- [Written exercise]: From the listing below, pick out each line with the word "майстерності".

- [Recorded information]:
::::::
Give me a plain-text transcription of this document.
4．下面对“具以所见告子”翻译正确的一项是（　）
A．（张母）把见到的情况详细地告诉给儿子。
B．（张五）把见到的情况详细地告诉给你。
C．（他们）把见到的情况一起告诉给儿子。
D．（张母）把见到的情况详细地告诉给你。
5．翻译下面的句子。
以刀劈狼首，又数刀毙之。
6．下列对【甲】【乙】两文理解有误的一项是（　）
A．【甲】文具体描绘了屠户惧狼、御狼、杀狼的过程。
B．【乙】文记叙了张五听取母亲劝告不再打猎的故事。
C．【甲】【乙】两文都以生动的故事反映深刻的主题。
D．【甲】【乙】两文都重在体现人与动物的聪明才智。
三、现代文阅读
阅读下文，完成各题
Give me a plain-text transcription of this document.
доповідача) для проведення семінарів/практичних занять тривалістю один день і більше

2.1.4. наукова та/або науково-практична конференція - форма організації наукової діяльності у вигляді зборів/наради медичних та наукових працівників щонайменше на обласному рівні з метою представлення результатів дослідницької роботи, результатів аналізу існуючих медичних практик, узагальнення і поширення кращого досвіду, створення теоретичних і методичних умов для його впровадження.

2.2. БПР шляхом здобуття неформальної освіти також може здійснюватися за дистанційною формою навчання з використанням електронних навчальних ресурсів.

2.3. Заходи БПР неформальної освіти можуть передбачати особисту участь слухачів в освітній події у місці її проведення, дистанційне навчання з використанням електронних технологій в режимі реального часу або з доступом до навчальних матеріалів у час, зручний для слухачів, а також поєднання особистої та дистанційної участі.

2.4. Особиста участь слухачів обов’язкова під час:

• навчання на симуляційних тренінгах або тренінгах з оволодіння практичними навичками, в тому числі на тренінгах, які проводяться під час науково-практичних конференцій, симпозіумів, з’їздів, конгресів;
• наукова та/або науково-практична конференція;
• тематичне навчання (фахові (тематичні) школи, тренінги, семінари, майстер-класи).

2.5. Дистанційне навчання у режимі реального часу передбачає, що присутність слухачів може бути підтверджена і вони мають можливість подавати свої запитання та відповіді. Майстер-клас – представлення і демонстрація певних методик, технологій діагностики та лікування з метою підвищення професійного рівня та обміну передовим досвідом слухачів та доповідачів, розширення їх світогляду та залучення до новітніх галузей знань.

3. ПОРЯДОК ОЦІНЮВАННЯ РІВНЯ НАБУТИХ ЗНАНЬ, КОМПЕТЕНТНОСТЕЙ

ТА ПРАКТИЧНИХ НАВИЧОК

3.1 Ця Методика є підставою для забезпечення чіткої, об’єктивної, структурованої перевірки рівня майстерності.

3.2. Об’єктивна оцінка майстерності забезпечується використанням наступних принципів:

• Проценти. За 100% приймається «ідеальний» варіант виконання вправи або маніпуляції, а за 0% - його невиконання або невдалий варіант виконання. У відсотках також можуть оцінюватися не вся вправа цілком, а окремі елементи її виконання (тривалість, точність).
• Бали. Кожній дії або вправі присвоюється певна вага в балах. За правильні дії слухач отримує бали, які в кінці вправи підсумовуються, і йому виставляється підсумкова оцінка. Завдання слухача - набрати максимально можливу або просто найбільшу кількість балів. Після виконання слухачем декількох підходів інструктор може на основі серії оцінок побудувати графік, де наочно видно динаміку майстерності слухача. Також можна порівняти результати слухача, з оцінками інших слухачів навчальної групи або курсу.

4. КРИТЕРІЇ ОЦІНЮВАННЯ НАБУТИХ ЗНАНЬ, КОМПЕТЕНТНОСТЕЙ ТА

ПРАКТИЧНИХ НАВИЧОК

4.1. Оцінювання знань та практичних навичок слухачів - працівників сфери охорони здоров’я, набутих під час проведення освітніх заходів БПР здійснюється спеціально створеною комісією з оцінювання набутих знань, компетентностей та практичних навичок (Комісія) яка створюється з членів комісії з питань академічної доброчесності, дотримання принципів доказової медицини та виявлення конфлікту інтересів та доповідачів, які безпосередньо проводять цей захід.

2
::::::
- [Full answer]:
3.1 Ця Методика є підставою для забезпечення чіткої, об’єктивної, структурованої перевірки рівня майстерності.
3.2. Об’єктивна оцінка майстерності забезпечується використанням наступних принципів:
• Бали. Кожній дії або вправі присвоюється певна вага в балах. За правильні дії слухач отримує бали, які в кінці вправи підсумовуються, і йому виставляється підсумкова оцінка. Завдання слухача - набрати максимально можливу або просто найбільшу кількість балів. Після виконання слухачем декількох підходів інструктор може на основі серії оцінок побудувати графік, де наочно видно динаміку майстерності слухача. Також можна порівняти результати слухача, з оцінками інших слухачів навчальної групи або курсу.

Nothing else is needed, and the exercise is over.